(Collected data entries)
* * * * *

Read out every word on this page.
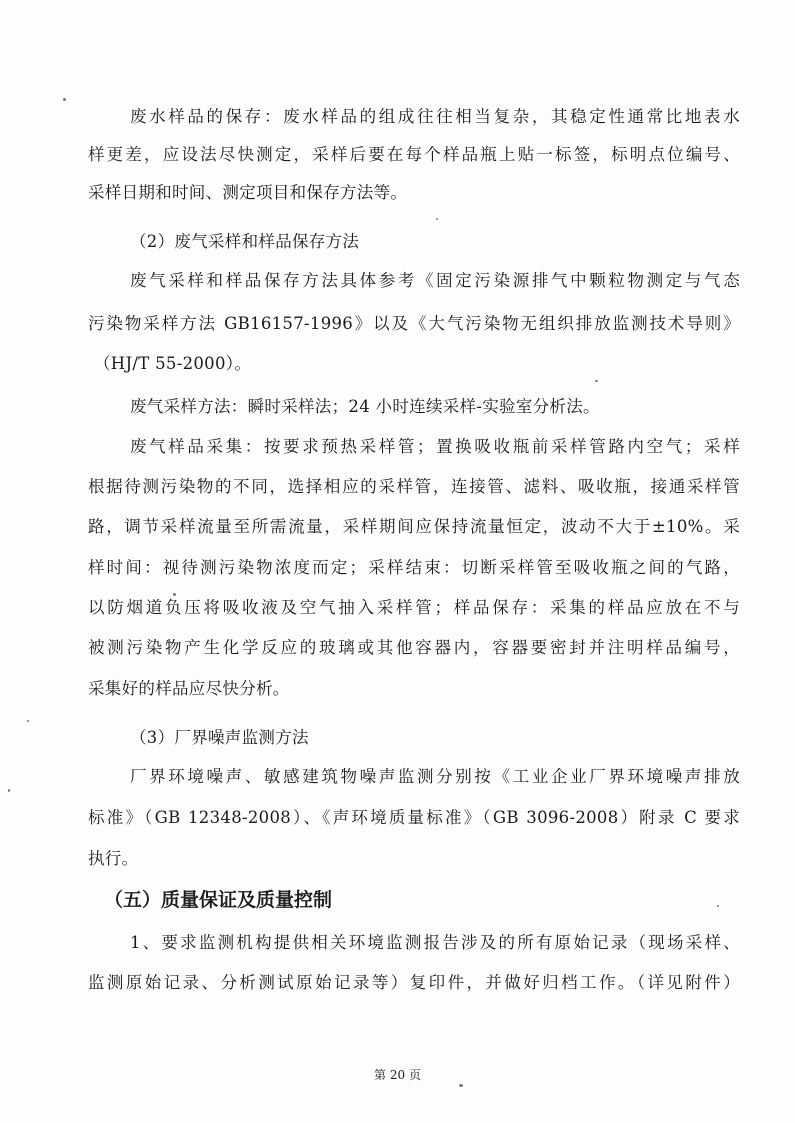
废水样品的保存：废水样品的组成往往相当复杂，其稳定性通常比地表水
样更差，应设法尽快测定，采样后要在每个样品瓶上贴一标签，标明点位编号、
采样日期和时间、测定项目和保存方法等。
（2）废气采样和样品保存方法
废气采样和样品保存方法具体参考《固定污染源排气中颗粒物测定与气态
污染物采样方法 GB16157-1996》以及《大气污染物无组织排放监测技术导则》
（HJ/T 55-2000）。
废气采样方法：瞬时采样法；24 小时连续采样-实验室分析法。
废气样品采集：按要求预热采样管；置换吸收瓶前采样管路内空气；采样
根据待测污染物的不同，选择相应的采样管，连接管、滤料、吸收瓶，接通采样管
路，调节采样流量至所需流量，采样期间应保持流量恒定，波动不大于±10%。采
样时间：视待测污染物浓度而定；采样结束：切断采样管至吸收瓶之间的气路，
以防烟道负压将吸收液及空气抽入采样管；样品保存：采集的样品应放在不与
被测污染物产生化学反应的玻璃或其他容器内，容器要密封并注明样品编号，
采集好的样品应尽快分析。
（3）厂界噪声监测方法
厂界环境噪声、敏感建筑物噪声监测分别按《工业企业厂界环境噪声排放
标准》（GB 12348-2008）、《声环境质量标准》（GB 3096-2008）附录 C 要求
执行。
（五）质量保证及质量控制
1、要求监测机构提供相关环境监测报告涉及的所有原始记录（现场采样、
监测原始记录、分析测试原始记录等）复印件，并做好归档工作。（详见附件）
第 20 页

* * * * *

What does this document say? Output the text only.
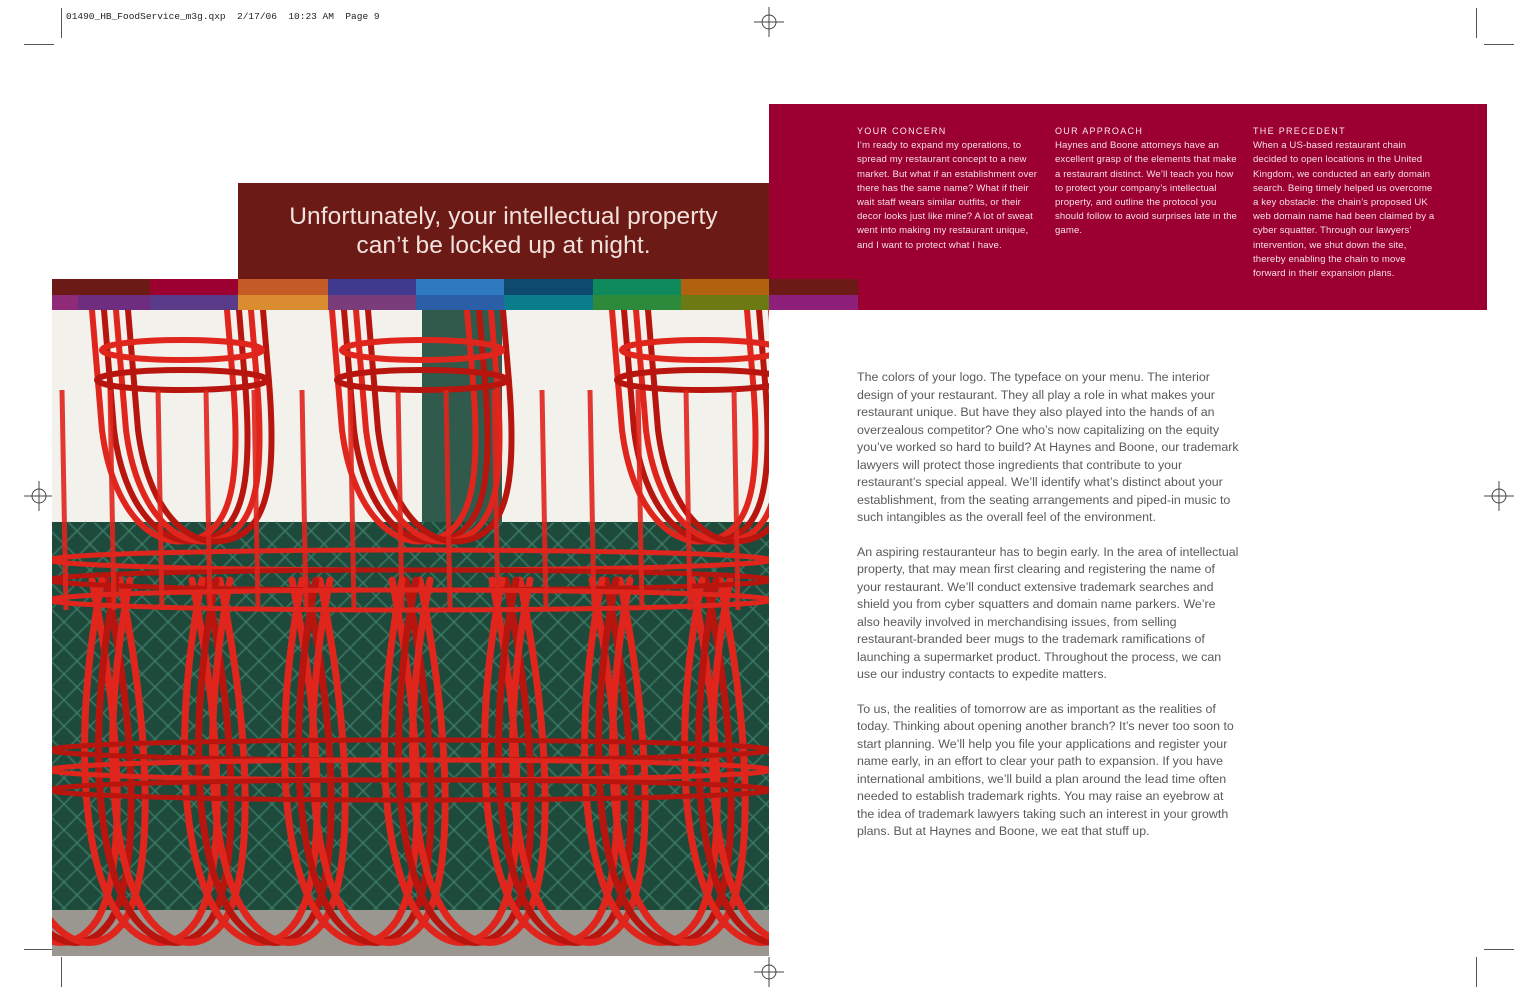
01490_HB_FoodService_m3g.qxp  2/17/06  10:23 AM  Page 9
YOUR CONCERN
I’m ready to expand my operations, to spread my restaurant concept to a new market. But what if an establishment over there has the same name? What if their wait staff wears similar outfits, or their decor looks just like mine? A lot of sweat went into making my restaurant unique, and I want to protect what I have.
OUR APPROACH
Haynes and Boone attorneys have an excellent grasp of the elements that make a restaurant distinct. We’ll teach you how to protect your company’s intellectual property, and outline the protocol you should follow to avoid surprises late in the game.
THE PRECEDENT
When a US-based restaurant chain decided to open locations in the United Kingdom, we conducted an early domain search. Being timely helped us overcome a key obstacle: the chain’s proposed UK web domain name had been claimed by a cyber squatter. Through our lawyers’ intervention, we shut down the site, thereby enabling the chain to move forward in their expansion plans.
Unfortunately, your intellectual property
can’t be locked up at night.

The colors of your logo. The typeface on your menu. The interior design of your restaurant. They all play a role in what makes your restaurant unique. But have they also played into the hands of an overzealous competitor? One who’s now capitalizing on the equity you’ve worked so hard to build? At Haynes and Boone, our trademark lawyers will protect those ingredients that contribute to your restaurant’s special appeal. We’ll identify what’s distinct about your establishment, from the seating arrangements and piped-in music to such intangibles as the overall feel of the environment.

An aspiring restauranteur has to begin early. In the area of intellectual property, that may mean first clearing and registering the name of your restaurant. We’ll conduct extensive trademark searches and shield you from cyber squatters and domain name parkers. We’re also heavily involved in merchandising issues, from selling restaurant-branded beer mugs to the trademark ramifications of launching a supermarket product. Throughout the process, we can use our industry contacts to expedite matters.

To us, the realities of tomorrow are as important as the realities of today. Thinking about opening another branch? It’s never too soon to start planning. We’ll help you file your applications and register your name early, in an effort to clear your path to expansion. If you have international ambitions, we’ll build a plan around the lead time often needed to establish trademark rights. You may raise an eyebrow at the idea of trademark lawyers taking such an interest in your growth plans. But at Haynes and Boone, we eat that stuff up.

* * * * *

Set task: Exactly how many lines of the material contain the word "their"? Write the number alone.

Problem solution: 2